** Task objective **
Leave out the pictures and copy every record exactly.

[Data records]
....................
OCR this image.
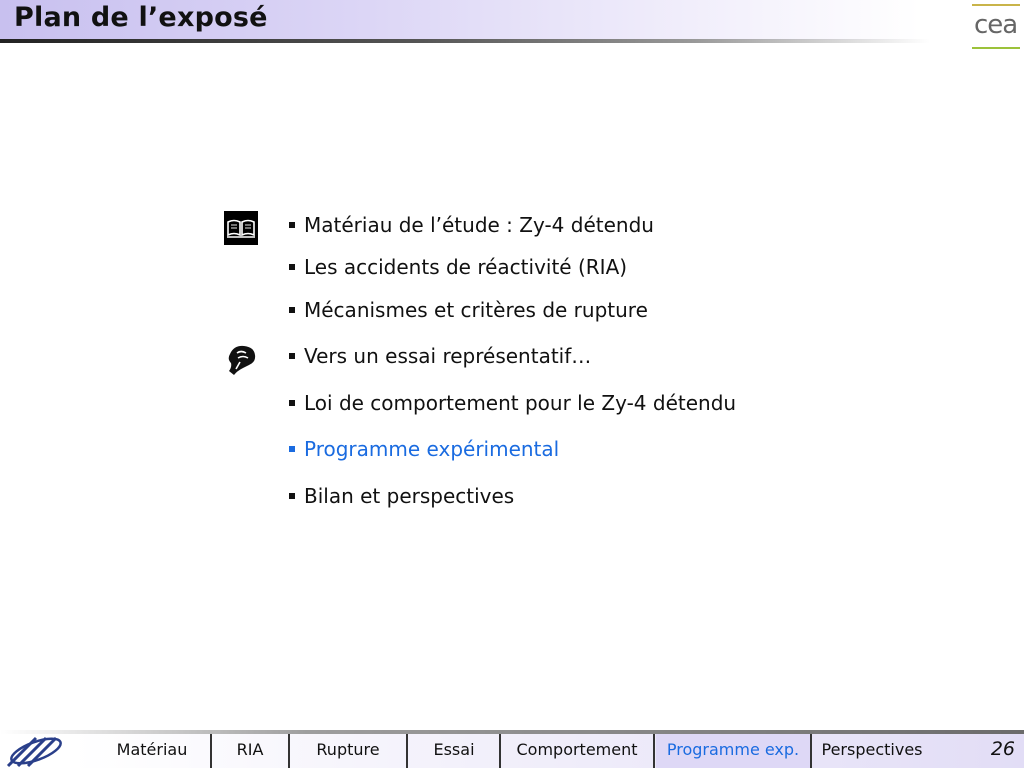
Plan de l’exposé	cea
Matériau de l’étude : Zy-4 détendu
Les accidents de réactivité (RIA)
Mécanismes et critères de rupture
Vers un essai représentatif…
Loi de comportement pour le Zy-4 détendu
Programme expérimental
Bilan et perspectives
Matériau	RIA	Rupture	Essai	Comportement	Programme exp.	Perspectives	26
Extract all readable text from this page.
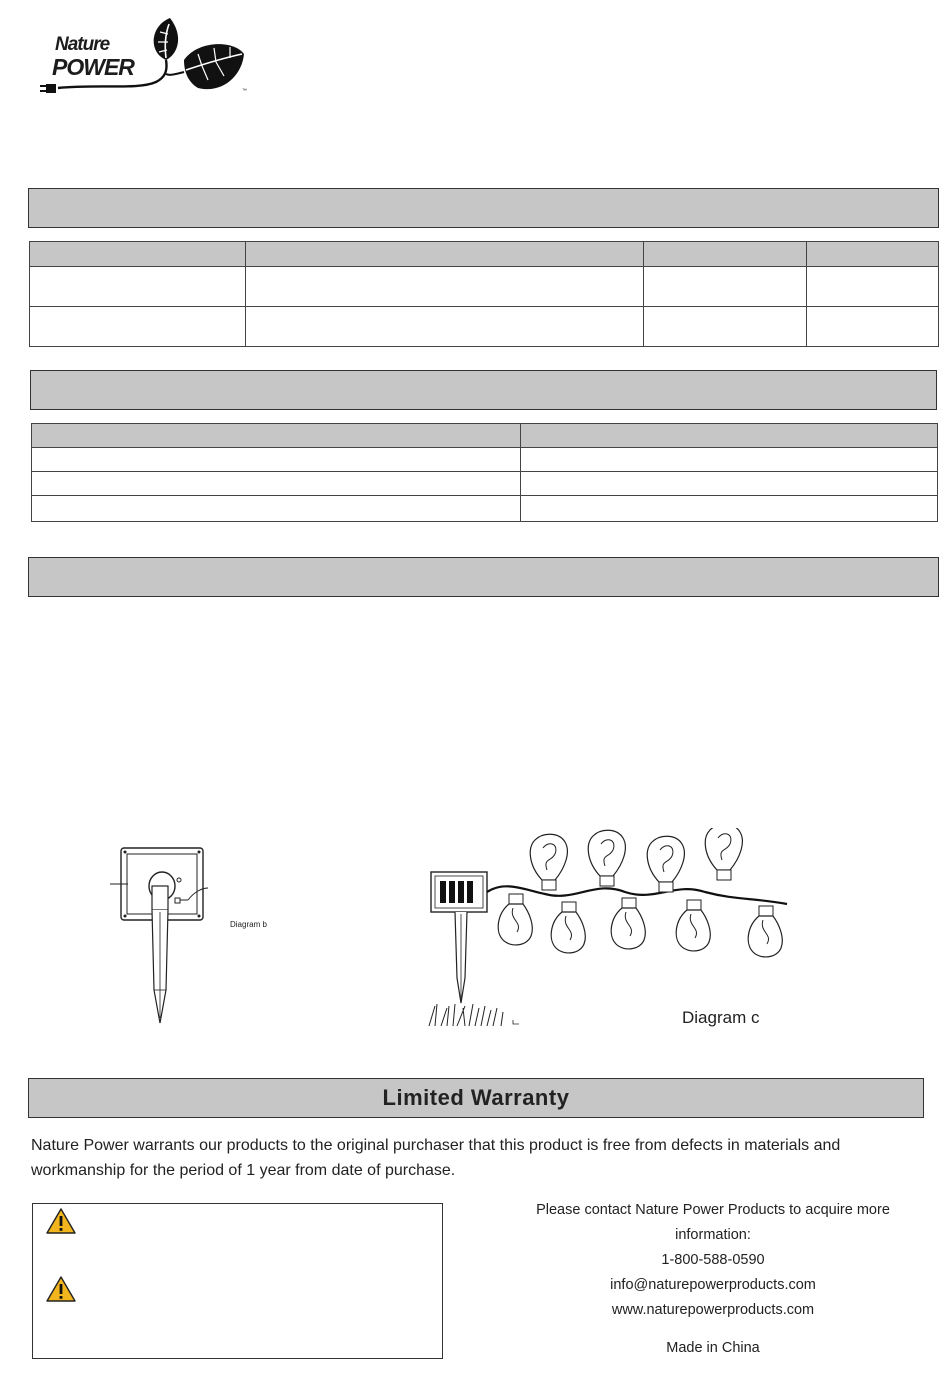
Nature
POWER
™

Diagram b
Diagram c
Limited Warranty
Nature Power warrants our products to the original purchaser that this product is free from defects in materials and workmanship for the period of 1 year from date of purchase.
Please contact Nature Power Products to acquire more
information:
1-800-588-0590
info@naturepowerproducts.com
www.naturepowerproducts.com
Made in China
....................
** Finished exercise **
OCR this image.
Plan de l’exposé	cea
Matériau de l’étude : Zy-4 détendu
Les accidents de réactivité (RIA)
Mécanismes et critères de rupture
Vers un essai représentatif…
Loi de comportement pour le Zy-4 détendu
Programme expérimental
Bilan et perspectives
Matériau	RIA	Rupture	Essai	Comportement	Programme exp.	Perspectives	26
Extract all readable text from this page.
Nature
POWER
™

Diagram b
Diagram c
Limited Warranty
Nature Power warrants our products to the original purchaser that this product is free from defects in materials and workmanship for the period of 1 year from date of purchase.
Please contact Nature Power Products to acquire more
information:
1-800-588-0590
info@naturepowerproducts.com
www.naturepowerproducts.com
Made in China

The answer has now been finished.